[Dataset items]

━━━━━━

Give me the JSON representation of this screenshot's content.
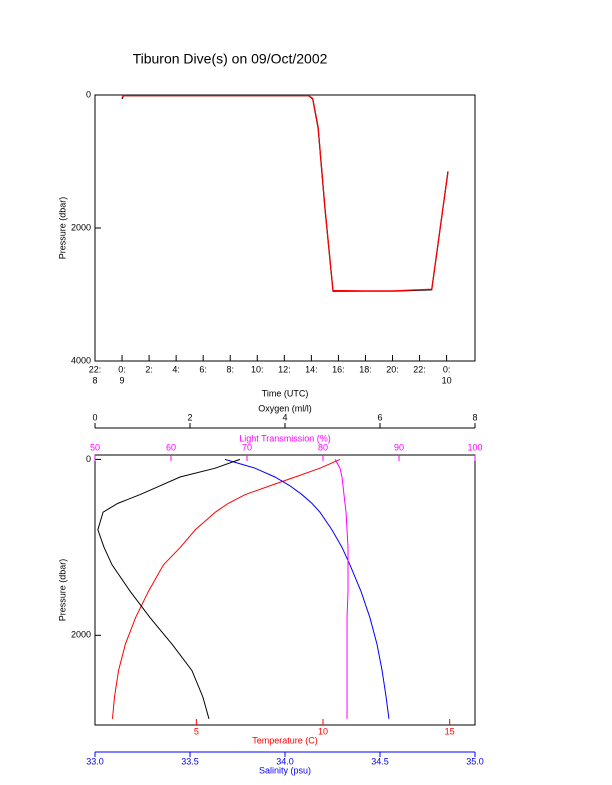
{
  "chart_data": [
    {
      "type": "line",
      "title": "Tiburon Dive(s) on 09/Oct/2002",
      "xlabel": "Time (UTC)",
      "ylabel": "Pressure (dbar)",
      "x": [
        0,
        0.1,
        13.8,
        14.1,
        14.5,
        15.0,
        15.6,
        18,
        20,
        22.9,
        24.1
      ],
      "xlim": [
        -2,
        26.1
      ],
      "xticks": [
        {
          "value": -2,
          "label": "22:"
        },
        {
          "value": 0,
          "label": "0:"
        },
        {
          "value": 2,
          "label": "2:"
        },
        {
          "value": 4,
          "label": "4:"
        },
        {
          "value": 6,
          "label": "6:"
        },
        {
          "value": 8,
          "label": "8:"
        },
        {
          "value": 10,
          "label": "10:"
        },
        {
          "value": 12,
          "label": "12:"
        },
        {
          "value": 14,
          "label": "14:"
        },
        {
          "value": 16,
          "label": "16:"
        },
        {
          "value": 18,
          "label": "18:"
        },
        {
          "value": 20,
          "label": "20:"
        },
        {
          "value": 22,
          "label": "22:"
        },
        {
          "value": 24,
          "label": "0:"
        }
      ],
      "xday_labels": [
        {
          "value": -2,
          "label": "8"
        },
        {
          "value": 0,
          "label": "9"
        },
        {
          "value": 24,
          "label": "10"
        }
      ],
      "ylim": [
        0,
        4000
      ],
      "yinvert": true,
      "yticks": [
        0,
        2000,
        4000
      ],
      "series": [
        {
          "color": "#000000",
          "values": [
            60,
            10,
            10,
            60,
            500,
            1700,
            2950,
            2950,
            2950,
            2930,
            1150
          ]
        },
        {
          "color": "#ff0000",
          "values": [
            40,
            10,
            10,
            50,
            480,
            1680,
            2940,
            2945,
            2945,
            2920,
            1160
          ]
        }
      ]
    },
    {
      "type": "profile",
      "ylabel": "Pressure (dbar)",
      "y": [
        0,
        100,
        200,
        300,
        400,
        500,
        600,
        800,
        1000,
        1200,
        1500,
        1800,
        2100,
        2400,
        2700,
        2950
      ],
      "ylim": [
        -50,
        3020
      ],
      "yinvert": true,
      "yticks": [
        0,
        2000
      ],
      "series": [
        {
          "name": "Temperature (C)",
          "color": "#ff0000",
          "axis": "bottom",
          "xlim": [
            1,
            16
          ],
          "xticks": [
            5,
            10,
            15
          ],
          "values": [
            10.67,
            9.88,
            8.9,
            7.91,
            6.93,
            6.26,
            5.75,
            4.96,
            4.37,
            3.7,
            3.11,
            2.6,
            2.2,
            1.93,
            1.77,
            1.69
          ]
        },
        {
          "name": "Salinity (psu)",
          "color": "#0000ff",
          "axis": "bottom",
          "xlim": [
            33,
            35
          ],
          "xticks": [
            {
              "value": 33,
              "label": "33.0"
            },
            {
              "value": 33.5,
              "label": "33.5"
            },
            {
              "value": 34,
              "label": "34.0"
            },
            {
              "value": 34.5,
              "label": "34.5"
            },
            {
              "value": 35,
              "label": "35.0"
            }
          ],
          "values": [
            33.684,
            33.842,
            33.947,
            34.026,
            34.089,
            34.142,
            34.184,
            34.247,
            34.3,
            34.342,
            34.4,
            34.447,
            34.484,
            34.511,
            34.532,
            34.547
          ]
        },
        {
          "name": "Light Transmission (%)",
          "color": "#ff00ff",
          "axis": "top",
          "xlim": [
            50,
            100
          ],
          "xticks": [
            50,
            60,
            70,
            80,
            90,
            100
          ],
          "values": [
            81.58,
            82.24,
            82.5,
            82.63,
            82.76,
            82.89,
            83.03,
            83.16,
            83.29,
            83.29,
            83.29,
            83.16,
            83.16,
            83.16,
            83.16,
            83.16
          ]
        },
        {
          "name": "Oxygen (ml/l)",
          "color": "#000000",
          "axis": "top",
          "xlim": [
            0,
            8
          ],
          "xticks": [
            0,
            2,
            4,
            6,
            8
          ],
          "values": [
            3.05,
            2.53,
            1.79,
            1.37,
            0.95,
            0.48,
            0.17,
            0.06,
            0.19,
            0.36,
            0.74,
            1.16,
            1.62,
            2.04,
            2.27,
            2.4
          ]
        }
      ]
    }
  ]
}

━━━━━━

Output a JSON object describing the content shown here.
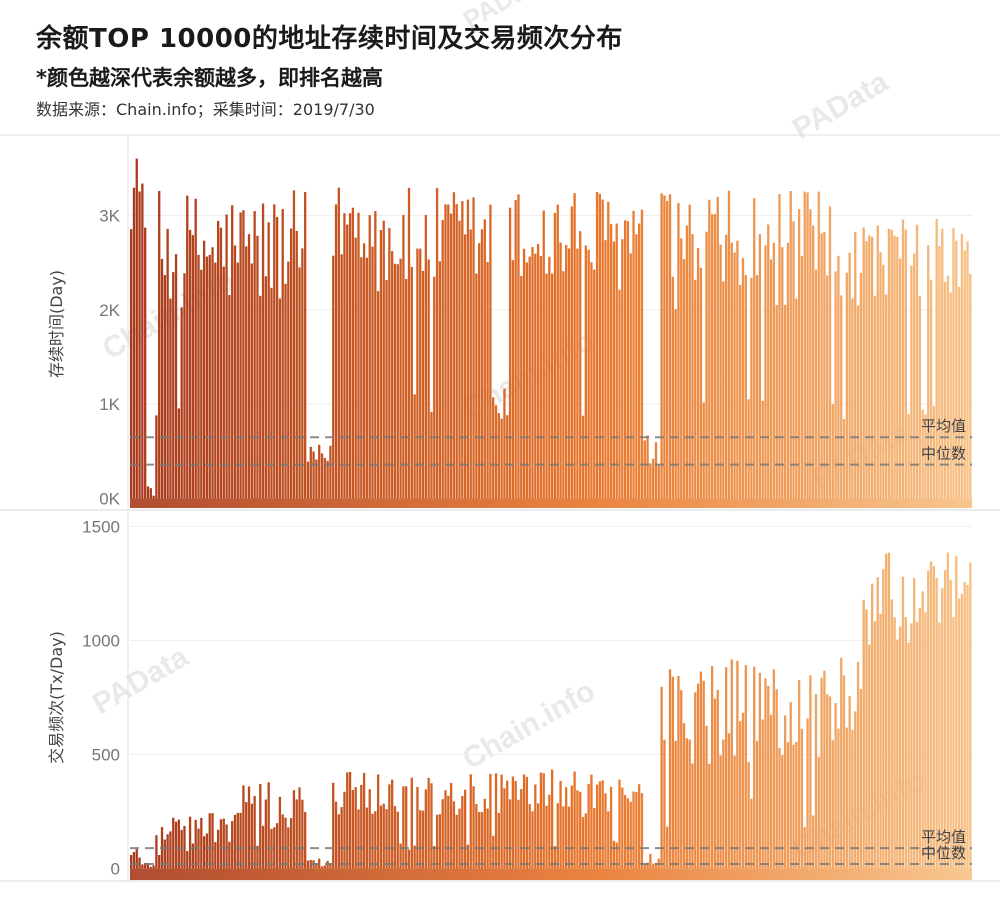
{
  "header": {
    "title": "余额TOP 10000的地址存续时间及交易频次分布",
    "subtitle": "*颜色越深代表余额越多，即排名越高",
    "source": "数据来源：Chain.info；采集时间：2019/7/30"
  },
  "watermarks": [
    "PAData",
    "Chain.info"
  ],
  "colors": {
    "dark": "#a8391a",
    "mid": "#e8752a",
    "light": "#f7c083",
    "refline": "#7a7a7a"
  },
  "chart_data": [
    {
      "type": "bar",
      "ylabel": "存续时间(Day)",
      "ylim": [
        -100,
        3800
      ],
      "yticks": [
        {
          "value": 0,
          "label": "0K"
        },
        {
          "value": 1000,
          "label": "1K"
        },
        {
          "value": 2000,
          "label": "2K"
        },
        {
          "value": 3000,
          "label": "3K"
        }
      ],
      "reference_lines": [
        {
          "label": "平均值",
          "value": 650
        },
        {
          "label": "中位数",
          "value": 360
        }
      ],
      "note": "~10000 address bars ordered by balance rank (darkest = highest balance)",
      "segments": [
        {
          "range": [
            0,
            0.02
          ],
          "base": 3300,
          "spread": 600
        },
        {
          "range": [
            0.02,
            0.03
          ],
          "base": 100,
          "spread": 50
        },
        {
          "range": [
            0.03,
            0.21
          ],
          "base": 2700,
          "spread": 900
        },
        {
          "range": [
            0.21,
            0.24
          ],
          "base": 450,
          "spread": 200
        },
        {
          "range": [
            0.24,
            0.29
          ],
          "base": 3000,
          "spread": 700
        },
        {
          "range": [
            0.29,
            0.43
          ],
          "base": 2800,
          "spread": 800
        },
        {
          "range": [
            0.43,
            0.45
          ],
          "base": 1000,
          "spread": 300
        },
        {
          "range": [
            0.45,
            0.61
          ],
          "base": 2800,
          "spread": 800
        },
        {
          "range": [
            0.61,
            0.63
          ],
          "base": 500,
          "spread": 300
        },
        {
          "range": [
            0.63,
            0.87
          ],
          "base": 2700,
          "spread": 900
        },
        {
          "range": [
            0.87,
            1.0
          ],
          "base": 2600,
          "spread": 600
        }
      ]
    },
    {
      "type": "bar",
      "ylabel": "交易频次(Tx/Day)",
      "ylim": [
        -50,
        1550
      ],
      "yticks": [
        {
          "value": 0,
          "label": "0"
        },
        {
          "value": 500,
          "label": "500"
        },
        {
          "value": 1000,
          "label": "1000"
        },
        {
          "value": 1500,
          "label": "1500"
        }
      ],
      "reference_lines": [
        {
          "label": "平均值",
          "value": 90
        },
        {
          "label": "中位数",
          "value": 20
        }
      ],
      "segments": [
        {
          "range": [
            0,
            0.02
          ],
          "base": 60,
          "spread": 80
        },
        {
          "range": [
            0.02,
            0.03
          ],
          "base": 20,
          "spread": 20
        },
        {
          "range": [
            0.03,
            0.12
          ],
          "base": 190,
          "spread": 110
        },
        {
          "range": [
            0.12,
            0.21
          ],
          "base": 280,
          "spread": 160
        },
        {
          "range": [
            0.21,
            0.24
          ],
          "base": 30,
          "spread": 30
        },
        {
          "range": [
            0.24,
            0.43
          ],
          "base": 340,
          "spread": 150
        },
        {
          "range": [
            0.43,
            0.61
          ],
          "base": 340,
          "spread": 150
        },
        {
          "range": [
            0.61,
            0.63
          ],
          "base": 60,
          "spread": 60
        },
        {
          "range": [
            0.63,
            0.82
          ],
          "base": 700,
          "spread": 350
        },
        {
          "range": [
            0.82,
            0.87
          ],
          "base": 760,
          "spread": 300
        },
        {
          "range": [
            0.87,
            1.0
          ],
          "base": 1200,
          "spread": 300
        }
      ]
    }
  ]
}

━━━━━━

- What is being asked -
Count all lines of the data that include "JSON". The answer is the number alone.

- Output for this exercise -
2